╭──
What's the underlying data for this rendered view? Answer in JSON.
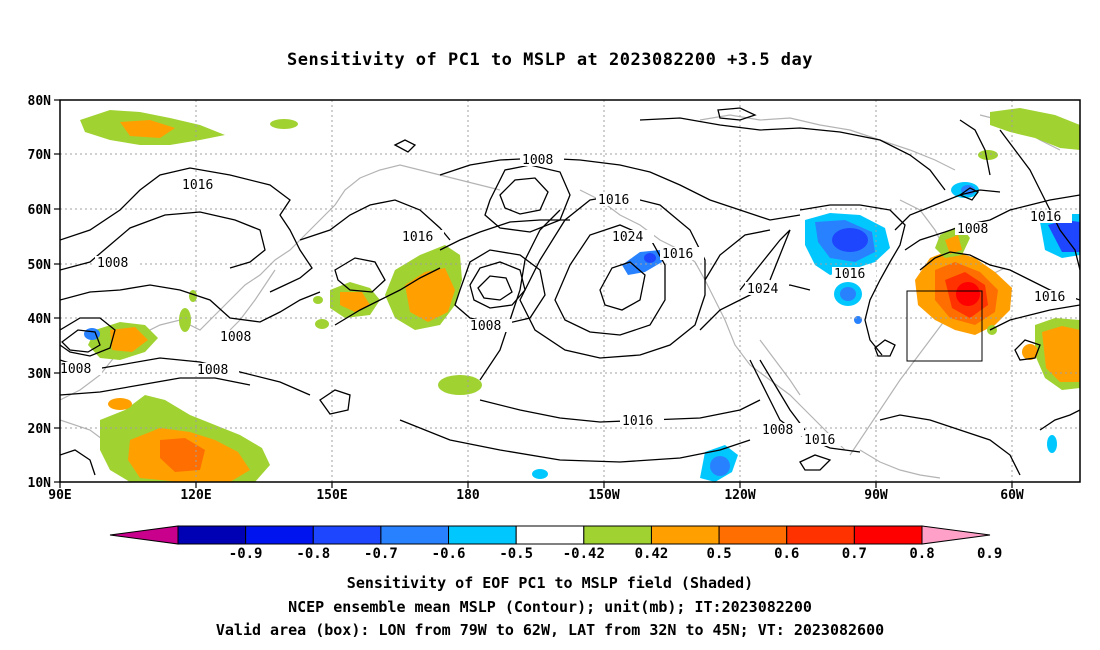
{
  "title": "Sensitivity of PC1 to MSLP at 2023082200 +3.5 day",
  "lat_labels": [
    "80N",
    "70N",
    "60N",
    "50N",
    "40N",
    "30N",
    "20N",
    "10N"
  ],
  "lon_labels": [
    "90E",
    "120E",
    "150E",
    "180",
    "150W",
    "120W",
    "90W",
    "60W"
  ],
  "contour_labels": [
    {
      "text": "1016",
      "id": "c1"
    },
    {
      "text": "1008",
      "id": "c2"
    },
    {
      "text": "1008",
      "id": "c3"
    },
    {
      "text": "1008",
      "id": "c4"
    },
    {
      "text": "1008",
      "id": "c5"
    },
    {
      "text": "1016",
      "id": "c6"
    },
    {
      "text": "1008",
      "id": "c7"
    },
    {
      "text": "1008",
      "id": "c8"
    },
    {
      "text": "1016",
      "id": "c9"
    },
    {
      "text": "1024",
      "id": "c10"
    },
    {
      "text": "1016",
      "id": "c11"
    },
    {
      "text": "1024",
      "id": "c12"
    },
    {
      "text": "1016",
      "id": "c13"
    },
    {
      "text": "1008",
      "id": "c14"
    },
    {
      "text": "1016",
      "id": "c15"
    },
    {
      "text": "1008",
      "id": "c16"
    },
    {
      "text": "1016",
      "id": "c17"
    },
    {
      "text": "1016",
      "id": "c18"
    }
  ],
  "colorbar": {
    "labels": [
      "-0.9",
      "-0.8",
      "-0.7",
      "-0.6",
      "-0.5",
      "-0.42",
      "0.42",
      "0.5",
      "0.6",
      "0.7",
      "0.8",
      "0.9"
    ],
    "colors": [
      "#c8008c",
      "#0000b4",
      "#0014f0",
      "#1e46ff",
      "#2882ff",
      "#00c8ff",
      "#ffffff",
      "#a0d232",
      "#ffa000",
      "#ff6e00",
      "#ff3200",
      "#ff0000",
      "#ffa0c8"
    ]
  },
  "captions": {
    "line1": "Sensitivity of EOF PC1 to MSLP field (Shaded)",
    "line2": "NCEP ensemble mean MSLP (Contour); unit(mb); IT:2023082200",
    "line3": "Valid area (box): LON from 79W to 62W, LAT from 32N to 45N; VT: 2023082600"
  }
}
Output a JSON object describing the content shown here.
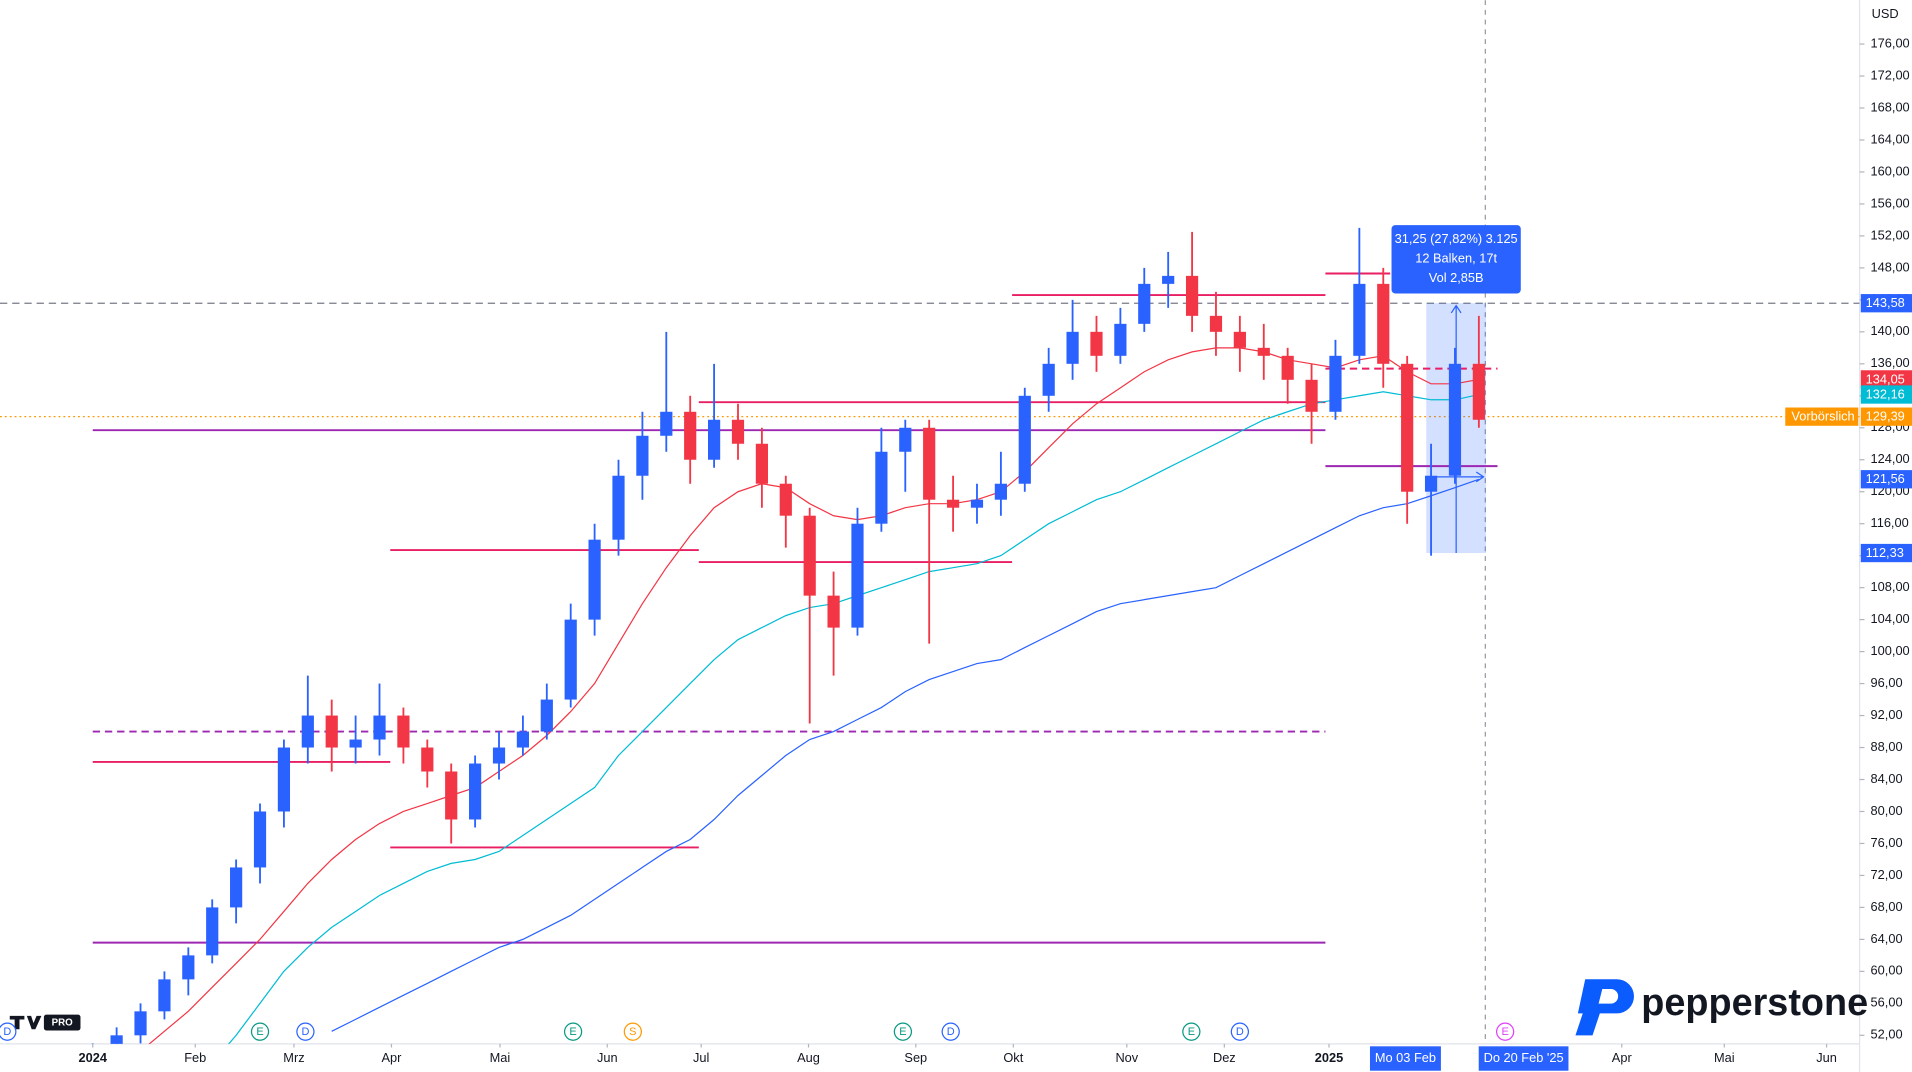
{
  "chart_data": {
    "type": "candlestick",
    "currency": "USD",
    "badge": "PRO",
    "watermark": "pepperstone",
    "xlim": [
      -3.88,
      73.93
    ],
    "ylim": [
      50.93,
      181.5
    ],
    "xticks": [
      {
        "value": 0,
        "label": "2024"
      },
      {
        "value": 4.29,
        "label": "Feb"
      },
      {
        "value": 8.42,
        "label": "Mrz"
      },
      {
        "value": 12.5,
        "label": "Apr"
      },
      {
        "value": 17.04,
        "label": "Mai"
      },
      {
        "value": 21.53,
        "label": "Jun"
      },
      {
        "value": 25.46,
        "label": "Jul"
      },
      {
        "value": 29.95,
        "label": "Aug"
      },
      {
        "value": 34.44,
        "label": "Sep"
      },
      {
        "value": 38.52,
        "label": "Okt"
      },
      {
        "value": 43.27,
        "label": "Nov"
      },
      {
        "value": 47.35,
        "label": "Dez"
      },
      {
        "value": 51.73,
        "label": "2025"
      },
      {
        "value": 63.98,
        "label": "Apr"
      },
      {
        "value": 68.27,
        "label": "Mai"
      },
      {
        "value": 72.55,
        "label": "Jun"
      }
    ],
    "yticks": [
      {
        "value": 52,
        "label": "52,00"
      },
      {
        "value": 56,
        "label": "56,00"
      },
      {
        "value": 60,
        "label": "60,00"
      },
      {
        "value": 64,
        "label": "64,00"
      },
      {
        "value": 68,
        "label": "68,00"
      },
      {
        "value": 72,
        "label": "72,00"
      },
      {
        "value": 76,
        "label": "76,00"
      },
      {
        "value": 80,
        "label": "80,00"
      },
      {
        "value": 84,
        "label": "84,00"
      },
      {
        "value": 88,
        "label": "88,00"
      },
      {
        "value": 92,
        "label": "92,00"
      },
      {
        "value": 96,
        "label": "96,00"
      },
      {
        "value": 100,
        "label": "100,00"
      },
      {
        "value": 104,
        "label": "104,00"
      },
      {
        "value": 108,
        "label": "108,00"
      },
      {
        "value": 112,
        "label": "112,00"
      },
      {
        "value": 116,
        "label": "116,00"
      },
      {
        "value": 120,
        "label": "120,00"
      },
      {
        "value": 124,
        "label": "124,00"
      },
      {
        "value": 128,
        "label": "128,00"
      },
      {
        "value": 132,
        "label": "132,00"
      },
      {
        "value": 136,
        "label": "136,00"
      },
      {
        "value": 140,
        "label": "140,00"
      },
      {
        "value": 144,
        "label": "144,00"
      },
      {
        "value": 148,
        "label": "148,00"
      },
      {
        "value": 152,
        "label": "152,00"
      },
      {
        "value": 156,
        "label": "156,00"
      },
      {
        "value": 160,
        "label": "160,00"
      },
      {
        "value": 164,
        "label": "164,00"
      },
      {
        "value": 168,
        "label": "168,00"
      },
      {
        "value": 172,
        "label": "172,00"
      },
      {
        "value": 176,
        "label": "176,00"
      }
    ],
    "x": [
      0,
      1,
      2,
      3,
      4,
      5,
      6,
      7,
      8,
      9,
      10,
      11,
      12,
      13,
      14,
      15,
      16,
      17,
      18,
      19,
      20,
      21,
      22,
      23,
      24,
      25,
      26,
      27,
      28,
      29,
      30,
      31,
      32,
      33,
      34,
      35,
      36,
      37,
      38,
      39,
      40,
      41,
      42,
      43,
      44,
      45,
      46,
      47,
      48,
      49,
      50,
      51,
      52,
      53,
      54,
      55,
      56,
      57,
      58
    ],
    "candles": {
      "up_color": "#2962ff",
      "down_color": "#f23645",
      "open": [
        48,
        50,
        52,
        55,
        59,
        62,
        68,
        73,
        80,
        88,
        92,
        88,
        89,
        92,
        88,
        85,
        79,
        86,
        88,
        90,
        94,
        104,
        114,
        122,
        127,
        130,
        124,
        129,
        126,
        121,
        117,
        107,
        103,
        116,
        125,
        128,
        119,
        118,
        119,
        121,
        132,
        136,
        140,
        137,
        141,
        146,
        147,
        142,
        140,
        138,
        137,
        134,
        130,
        137,
        146,
        136,
        120,
        122,
        136
      ],
      "high": [
        51,
        53,
        56,
        60,
        63,
        69,
        74,
        81,
        89,
        97,
        94,
        92,
        96,
        93,
        89,
        86,
        87,
        90,
        92,
        96,
        106,
        116,
        124,
        130,
        140,
        132,
        136,
        131,
        128,
        122,
        118,
        110,
        118,
        128,
        129,
        129,
        122,
        121,
        125,
        133,
        138,
        144,
        142,
        143,
        148,
        150,
        152.5,
        145,
        142,
        141,
        138,
        136,
        139,
        153,
        148,
        137,
        126,
        138,
        142
      ],
      "low": [
        47,
        49,
        51,
        54,
        57,
        61,
        66,
        71,
        78,
        86,
        85,
        86,
        87,
        86,
        83,
        76,
        78,
        84,
        87,
        89,
        93,
        102,
        112,
        119,
        125,
        121,
        123,
        124,
        118,
        113,
        91,
        97,
        102,
        115,
        120,
        101,
        115,
        116,
        117,
        120,
        130,
        134,
        135,
        136,
        140,
        143,
        140,
        137,
        135,
        134,
        131,
        126,
        129,
        136,
        133,
        116,
        112,
        121,
        128
      ],
      "close": [
        50,
        52,
        55,
        59,
        62,
        68,
        73,
        80,
        88,
        92,
        88,
        89,
        92,
        88,
        85,
        79,
        86,
        88,
        90,
        94,
        104,
        114,
        122,
        127,
        130,
        124,
        129,
        126,
        121,
        117,
        107,
        103,
        116,
        125,
        128,
        119,
        118,
        119,
        121,
        132,
        136,
        140,
        137,
        141,
        146,
        147,
        142,
        140,
        138,
        137,
        134,
        130,
        137,
        146,
        136,
        120,
        122,
        136,
        129
      ]
    },
    "lines": [
      {
        "color": "#f23645",
        "values": [
          null,
          48,
          50,
          52.5,
          55,
          58,
          61,
          64,
          67.5,
          71,
          74,
          76.5,
          78.5,
          80,
          81,
          82,
          83,
          85,
          87,
          89.5,
          92.5,
          96,
          101,
          106,
          110.5,
          114.5,
          118,
          120,
          121,
          120.5,
          118.5,
          117,
          116.5,
          117,
          118,
          118.5,
          118.5,
          119,
          120,
          122.5,
          125.5,
          128.5,
          131,
          133,
          135,
          136.5,
          137.5,
          138,
          138,
          137.5,
          136.5,
          136,
          135.5,
          136.5,
          137,
          135,
          133.5,
          133.5,
          134.05
        ]
      },
      {
        "color": "#00bcd4",
        "values": [
          null,
          null,
          null,
          null,
          null,
          48.5,
          52,
          56,
          60,
          63,
          65.5,
          67.5,
          69.5,
          71,
          72.5,
          73.5,
          74,
          75,
          77,
          79,
          81,
          83,
          87,
          90,
          93,
          96,
          99,
          101.5,
          103,
          104.5,
          105.5,
          106,
          107,
          108,
          109,
          110,
          110.5,
          111,
          112,
          114,
          116,
          117.5,
          119,
          120,
          121.5,
          123,
          124.5,
          126,
          127.5,
          129,
          130,
          131,
          131.5,
          132,
          132.5,
          132,
          131.5,
          131.5,
          132.16
        ]
      },
      {
        "color": "#2962ff",
        "values": [
          null,
          null,
          null,
          null,
          null,
          null,
          null,
          null,
          null,
          null,
          52.5,
          54,
          55.5,
          57,
          58.5,
          60,
          61.5,
          63,
          64,
          65.5,
          67,
          69,
          71,
          73,
          75,
          76.5,
          79,
          82,
          84.5,
          87,
          89,
          90,
          91.5,
          93,
          95,
          96.5,
          97.5,
          98.5,
          99,
          100.5,
          102,
          103.5,
          105,
          106,
          106.5,
          107,
          107.5,
          108,
          109.5,
          111,
          112.5,
          114,
          115.5,
          117,
          118,
          118.5,
          119.5,
          120.5,
          121.56
        ]
      }
    ],
    "levels": [
      {
        "value": 127.7,
        "from": 0,
        "to": 51.58,
        "color": "#9c27b0",
        "style": "solid"
      },
      {
        "value": 63.6,
        "from": 0,
        "to": 51.58,
        "color": "#9c27b0",
        "style": "solid"
      },
      {
        "value": 90.0,
        "from": 0,
        "to": 51.58,
        "color": "#9c27b0",
        "style": "dashed"
      },
      {
        "value": 144.6,
        "from": 38.47,
        "to": 51.58,
        "color": "#e91e63",
        "style": "solid"
      },
      {
        "value": 131.2,
        "from": 25.36,
        "to": 51.58,
        "color": "#e91e63",
        "style": "solid"
      },
      {
        "value": 112.7,
        "from": 12.45,
        "to": 25.36,
        "color": "#e91e63",
        "style": "solid"
      },
      {
        "value": 111.2,
        "from": 25.36,
        "to": 38.47,
        "color": "#e91e63",
        "style": "solid"
      },
      {
        "value": 86.2,
        "from": 0,
        "to": 12.45,
        "color": "#e91e63",
        "style": "solid"
      },
      {
        "value": 75.5,
        "from": 12.45,
        "to": 25.36,
        "color": "#e91e63",
        "style": "solid"
      },
      {
        "value": 147.3,
        "from": 51.58,
        "to": 54.29,
        "color": "#e91e63",
        "style": "solid"
      },
      {
        "value": 123.2,
        "from": 51.58,
        "to": 58.78,
        "color": "#9c27b0",
        "style": "solid"
      },
      {
        "value": 135.4,
        "from": 51.58,
        "to": 58.78,
        "color": "#e91e63",
        "style": "dashed"
      }
    ],
    "price_labels": [
      {
        "value": 143.58,
        "label": "143,58",
        "color": "#2962ff",
        "guide": "dashed"
      },
      {
        "value": 134.05,
        "label": "134,05",
        "color": "#f23645"
      },
      {
        "value": 132.16,
        "label": "132,16",
        "color": "#00bcd4"
      },
      {
        "value": 129.39,
        "label": "129,39",
        "color": "#ff9800",
        "guide": "dotted",
        "tag": "Vorbörslich"
      },
      {
        "value": 121.56,
        "label": "121,56",
        "color": "#2962ff"
      },
      {
        "value": 112.33,
        "label": "112,33",
        "color": "#2962ff"
      }
    ],
    "crosshair_x": 58.27,
    "measure": {
      "from": 55.8,
      "to": 58.3,
      "low": 112.33,
      "high": 143.58,
      "lines": [
        "31,25 (27,82%) 3.125",
        "12 Balken, 17t",
        "Vol 2,85B"
      ],
      "start_label": "Mo 03 Feb",
      "end_label": "Do 20 Feb '25"
    },
    "events": [
      {
        "label": "D",
        "x": -3.7,
        "color": "#2962ff"
      },
      {
        "label": "E",
        "x": 7.0,
        "color": "#089981"
      },
      {
        "label": "D",
        "x": 8.9,
        "color": "#2962ff"
      },
      {
        "label": "E",
        "x": 20.1,
        "color": "#089981"
      },
      {
        "label": "S",
        "x": 22.6,
        "color": "#ff9800"
      },
      {
        "label": "E",
        "x": 33.9,
        "color": "#089981"
      },
      {
        "label": "D",
        "x": 35.9,
        "color": "#2962ff"
      },
      {
        "label": "E",
        "x": 45.97,
        "color": "#089981"
      },
      {
        "label": "D",
        "x": 48.0,
        "color": "#2962ff"
      },
      {
        "label": "E",
        "x": 59.1,
        "color": "#e040fb"
      }
    ]
  }
}
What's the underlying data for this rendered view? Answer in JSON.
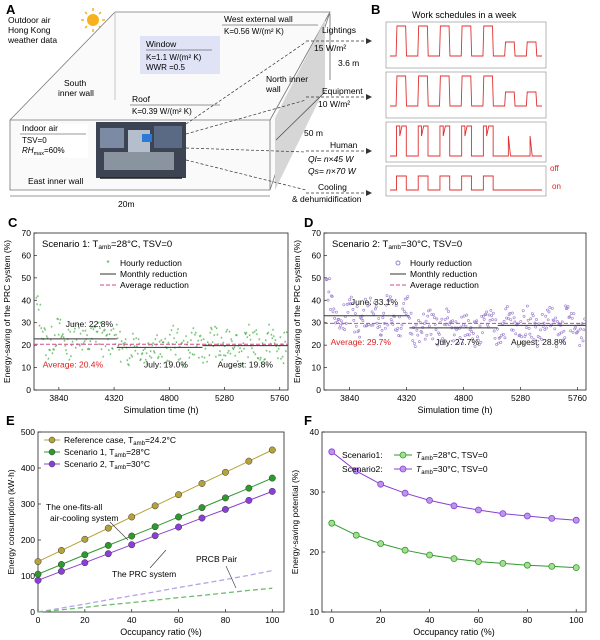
╰──
• _What to work on_: Copy every line of the records above that holds the word "MSLP".

• _Answer to this task_:
  "title": "Sensitivity of PC1 to MSLP at 2023082200 +3.5 day",
    "line1": "Sensitivity of EOF PC1 to MSLP field (Shaded)",
    "line2": "NCEP ensemble mean MSLP (Contour); unit(mb); IT:2023082200",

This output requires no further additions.